Data entries
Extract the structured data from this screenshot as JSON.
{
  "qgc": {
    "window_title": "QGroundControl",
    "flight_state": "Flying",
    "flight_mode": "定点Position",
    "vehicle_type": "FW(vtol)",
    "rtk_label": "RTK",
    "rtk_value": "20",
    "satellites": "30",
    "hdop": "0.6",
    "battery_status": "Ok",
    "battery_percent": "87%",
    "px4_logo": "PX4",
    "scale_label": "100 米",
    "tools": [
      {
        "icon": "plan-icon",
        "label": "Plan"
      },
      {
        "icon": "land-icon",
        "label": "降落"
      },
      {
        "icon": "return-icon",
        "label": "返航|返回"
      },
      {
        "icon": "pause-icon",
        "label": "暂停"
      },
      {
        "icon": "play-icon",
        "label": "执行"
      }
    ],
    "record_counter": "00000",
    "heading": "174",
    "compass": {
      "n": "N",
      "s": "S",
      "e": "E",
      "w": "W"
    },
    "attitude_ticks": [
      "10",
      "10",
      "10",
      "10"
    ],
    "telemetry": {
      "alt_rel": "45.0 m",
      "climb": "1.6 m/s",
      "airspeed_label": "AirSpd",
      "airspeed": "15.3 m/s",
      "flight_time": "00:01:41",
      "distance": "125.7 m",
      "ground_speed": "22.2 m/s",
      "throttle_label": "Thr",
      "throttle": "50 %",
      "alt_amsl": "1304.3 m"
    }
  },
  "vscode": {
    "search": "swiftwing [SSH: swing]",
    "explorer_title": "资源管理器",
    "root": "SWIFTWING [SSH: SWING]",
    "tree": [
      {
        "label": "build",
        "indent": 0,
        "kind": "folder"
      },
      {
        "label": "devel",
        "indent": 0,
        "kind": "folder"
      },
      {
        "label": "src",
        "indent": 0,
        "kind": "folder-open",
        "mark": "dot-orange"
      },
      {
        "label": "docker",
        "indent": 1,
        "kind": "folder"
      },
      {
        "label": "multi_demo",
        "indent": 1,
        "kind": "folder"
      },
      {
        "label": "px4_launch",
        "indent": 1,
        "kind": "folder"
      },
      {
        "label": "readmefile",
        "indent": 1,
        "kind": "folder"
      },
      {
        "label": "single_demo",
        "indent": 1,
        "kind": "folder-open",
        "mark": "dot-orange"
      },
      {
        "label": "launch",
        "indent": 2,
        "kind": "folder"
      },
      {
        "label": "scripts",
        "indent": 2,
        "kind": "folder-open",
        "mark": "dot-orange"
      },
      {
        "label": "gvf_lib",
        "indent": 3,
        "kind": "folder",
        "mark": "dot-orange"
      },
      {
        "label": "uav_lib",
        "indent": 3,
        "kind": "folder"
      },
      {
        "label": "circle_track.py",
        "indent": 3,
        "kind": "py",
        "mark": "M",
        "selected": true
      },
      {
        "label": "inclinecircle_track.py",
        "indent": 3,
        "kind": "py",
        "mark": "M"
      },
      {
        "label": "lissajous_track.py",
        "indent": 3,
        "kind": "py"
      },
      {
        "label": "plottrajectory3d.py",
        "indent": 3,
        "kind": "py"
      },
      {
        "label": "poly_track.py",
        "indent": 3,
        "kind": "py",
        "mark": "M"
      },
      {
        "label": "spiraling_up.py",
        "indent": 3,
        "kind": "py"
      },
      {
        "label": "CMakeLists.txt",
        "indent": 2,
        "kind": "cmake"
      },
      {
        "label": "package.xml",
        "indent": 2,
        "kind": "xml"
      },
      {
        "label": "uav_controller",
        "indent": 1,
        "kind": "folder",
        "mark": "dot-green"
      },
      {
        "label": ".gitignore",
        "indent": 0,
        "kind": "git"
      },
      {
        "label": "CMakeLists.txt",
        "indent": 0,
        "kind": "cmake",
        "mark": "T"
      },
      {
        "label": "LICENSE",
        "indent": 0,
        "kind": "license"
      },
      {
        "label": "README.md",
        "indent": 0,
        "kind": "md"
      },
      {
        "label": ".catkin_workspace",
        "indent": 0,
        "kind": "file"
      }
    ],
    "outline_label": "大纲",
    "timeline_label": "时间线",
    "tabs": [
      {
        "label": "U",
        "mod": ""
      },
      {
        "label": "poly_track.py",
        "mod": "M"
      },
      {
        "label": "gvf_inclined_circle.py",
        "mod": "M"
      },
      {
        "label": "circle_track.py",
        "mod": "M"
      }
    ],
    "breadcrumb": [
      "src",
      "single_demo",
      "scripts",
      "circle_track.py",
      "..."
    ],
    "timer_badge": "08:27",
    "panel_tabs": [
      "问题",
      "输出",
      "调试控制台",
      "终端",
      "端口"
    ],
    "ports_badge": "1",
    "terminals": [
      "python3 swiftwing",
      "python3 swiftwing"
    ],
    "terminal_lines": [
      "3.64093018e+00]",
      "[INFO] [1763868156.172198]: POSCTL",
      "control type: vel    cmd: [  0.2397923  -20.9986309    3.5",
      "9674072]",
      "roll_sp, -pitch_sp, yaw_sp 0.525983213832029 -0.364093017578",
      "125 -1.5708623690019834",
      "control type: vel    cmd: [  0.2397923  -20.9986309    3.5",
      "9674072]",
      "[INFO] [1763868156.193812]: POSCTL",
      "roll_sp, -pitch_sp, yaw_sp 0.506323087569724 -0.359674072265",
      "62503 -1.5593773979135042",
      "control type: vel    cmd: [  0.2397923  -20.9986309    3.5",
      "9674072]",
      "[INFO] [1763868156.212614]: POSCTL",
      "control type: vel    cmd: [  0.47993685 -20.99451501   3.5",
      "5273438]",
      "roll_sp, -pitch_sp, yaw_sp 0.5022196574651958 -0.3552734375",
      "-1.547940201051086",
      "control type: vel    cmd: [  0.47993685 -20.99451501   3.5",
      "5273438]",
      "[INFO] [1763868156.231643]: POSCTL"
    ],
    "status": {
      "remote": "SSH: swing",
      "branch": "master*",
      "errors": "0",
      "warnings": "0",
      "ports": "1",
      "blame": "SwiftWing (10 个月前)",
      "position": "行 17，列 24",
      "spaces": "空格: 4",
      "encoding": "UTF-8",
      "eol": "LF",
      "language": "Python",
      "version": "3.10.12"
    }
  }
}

#### Your goal:
Return each entry from the material above exactly as it appears.

#### The reply:
Extract the structured data from this screenshot as JSON.
{
  "qgc": {
    "window_title": "QGroundControl",
    "flight_state": "Flying",
    "flight_mode": "定点Position",
    "vehicle_type": "FW(vtol)",
    "rtk_label": "RTK",
    "rtk_value": "20",
    "satellites": "30",
    "hdop": "0.6",
    "battery_status": "Ok",
    "battery_percent": "87%",
    "px4_logo": "PX4",
    "scale_label": "100 米",
    "tools": [
      {
        "icon": "plan-icon",
        "label": "Plan"
      },
      {
        "icon": "land-icon",
        "label": "降落"
      },
      {
        "icon": "return-icon",
        "label": "返航|返回"
      },
      {
        "icon": "pause-icon",
        "label": "暂停"
      },
      {
        "icon": "play-icon",
        "label": "执行"
      }
    ],
    "record_counter": "00000",
    "heading": "174",
    "compass": {
      "n": "N",
      "s": "S",
      "e": "E",
      "w": "W"
    },
    "attitude_ticks": [
      "10",
      "10",
      "10",
      "10"
    ],
    "telemetry": {
      "alt_rel": "45.0 m",
      "climb": "1.6 m/s",
      "airspeed_label": "AirSpd",
      "airspeed": "15.3 m/s",
      "flight_time": "00:01:41",
      "distance": "125.7 m",
      "ground_speed": "22.2 m/s",
      "throttle_label": "Thr",
      "throttle": "50 %",
      "alt_amsl": "1304.3 m"
    }
  },
  "vscode": {
    "search": "swiftwing [SSH: swing]",
    "explorer_title": "资源管理器",
    "root": "SWIFTWING [SSH: SWING]",
    "tree": [
      {
        "label": "build",
        "indent": 0,
        "kind": "folder"
      },
      {
        "label": "devel",
        "indent": 0,
        "kind": "folder"
      },
      {
        "label": "src",
        "indent": 0,
        "kind": "folder-open",
        "mark": "dot-orange"
      },
      {
        "label": "docker",
        "indent": 1,
        "kind": "folder"
      },
      {
        "label": "multi_demo",
        "indent": 1,
        "kind": "folder"
      },
      {
        "label": "px4_launch",
        "indent": 1,
        "kind": "folder"
      },
      {
        "label": "readmefile",
        "indent": 1,
        "kind": "folder"
      },
      {
        "label": "single_demo",
        "indent": 1,
        "kind": "folder-open",
        "mark": "dot-orange"
      },
      {
        "label": "launch",
        "indent": 2,
        "kind": "folder"
      },
      {
        "label": "scripts",
        "indent": 2,
        "kind": "folder-open",
        "mark": "dot-orange"
      },
      {
        "label": "gvf_lib",
        "indent": 3,
        "kind": "folder",
        "mark": "dot-orange"
      },
      {
        "label": "uav_lib",
        "indent": 3,
        "kind": "folder"
      },
      {
        "label": "circle_track.py",
        "indent": 3,
        "kind": "py",
        "mark": "M",
        "selected": true
      },
      {
        "label": "inclinecircle_track.py",
        "indent": 3,
        "kind": "py",
        "mark": "M"
      },
      {
        "label": "lissajous_track.py",
        "indent": 3,
        "kind": "py"
      },
      {
        "label": "plottrajectory3d.py",
        "indent": 3,
        "kind": "py"
      },
      {
        "label": "poly_track.py",
        "indent": 3,
        "kind": "py",
        "mark": "M"
      },
      {
        "label": "spiraling_up.py",
        "indent": 3,
        "kind": "py"
      },
      {
        "label": "CMakeLists.txt",
        "indent": 2,
        "kind": "cmake"
      },
      {
        "label": "package.xml",
        "indent": 2,
        "kind": "xml"
      },
      {
        "label": "uav_controller",
        "indent": 1,
        "kind": "folder",
        "mark": "dot-green"
      },
      {
        "label": ".gitignore",
        "indent": 0,
        "kind": "git"
      },
      {
        "label": "CMakeLists.txt",
        "indent": 0,
        "kind": "cmake",
        "mark": "T"
      },
      {
        "label": "LICENSE",
        "indent": 0,
        "kind": "license"
      },
      {
        "label": "README.md",
        "indent": 0,
        "kind": "md"
      },
      {
        "label": ".catkin_workspace",
        "indent": 0,
        "kind": "file"
      }
    ],
    "outline_label": "大纲",
    "timeline_label": "时间线",
    "tabs": [
      {
        "label": "U",
        "mod": ""
      },
      {
        "label": "poly_track.py",
        "mod": "M"
      },
      {
        "label": "gvf_inclined_circle.py",
        "mod": "M"
      },
      {
        "label": "circle_track.py",
        "mod": "M"
      }
    ],
    "breadcrumb": [
      "src",
      "single_demo",
      "scripts",
      "circle_track.py",
      "..."
    ],
    "timer_badge": "08:27",
    "panel_tabs": [
      "问题",
      "输出",
      "调试控制台",
      "终端",
      "端口"
    ],
    "ports_badge": "1",
    "terminals": [
      "python3 swiftwing",
      "python3 swiftwing"
    ],
    "terminal_lines": [
      "3.64093018e+00]",
      "[INFO] [1763868156.172198]: POSCTL",
      "control type: vel    cmd: [  0.2397923  -20.9986309    3.5",
      "9674072]",
      "roll_sp, -pitch_sp, yaw_sp 0.525983213832029 -0.364093017578",
      "125 -1.5708623690019834",
      "control type: vel    cmd: [  0.2397923  -20.9986309    3.5",
      "9674072]",
      "[INFO] [1763868156.193812]: POSCTL",
      "roll_sp, -pitch_sp, yaw_sp 0.506323087569724 -0.359674072265",
      "62503 -1.5593773979135042",
      "control type: vel    cmd: [  0.2397923  -20.9986309    3.5",
      "9674072]",
      "[INFO] [1763868156.212614]: POSCTL",
      "control type: vel    cmd: [  0.47993685 -20.99451501   3.5",
      "5273438]",
      "roll_sp, -pitch_sp, yaw_sp 0.5022196574651958 -0.3552734375",
      "-1.547940201051086",
      "control type: vel    cmd: [  0.47993685 -20.99451501   3.5",
      "5273438]",
      "[INFO] [1763868156.231643]: POSCTL"
    ],
    "status": {
      "remote": "SSH: swing",
      "branch": "master*",
      "errors": "0",
      "warnings": "0",
      "ports": "1",
      "blame": "SwiftWing (10 个月前)",
      "position": "行 17，列 24",
      "spaces": "空格: 4",
      "encoding": "UTF-8",
      "eol": "LF",
      "language": "Python",
      "version": "3.10.12"
    }
  }
}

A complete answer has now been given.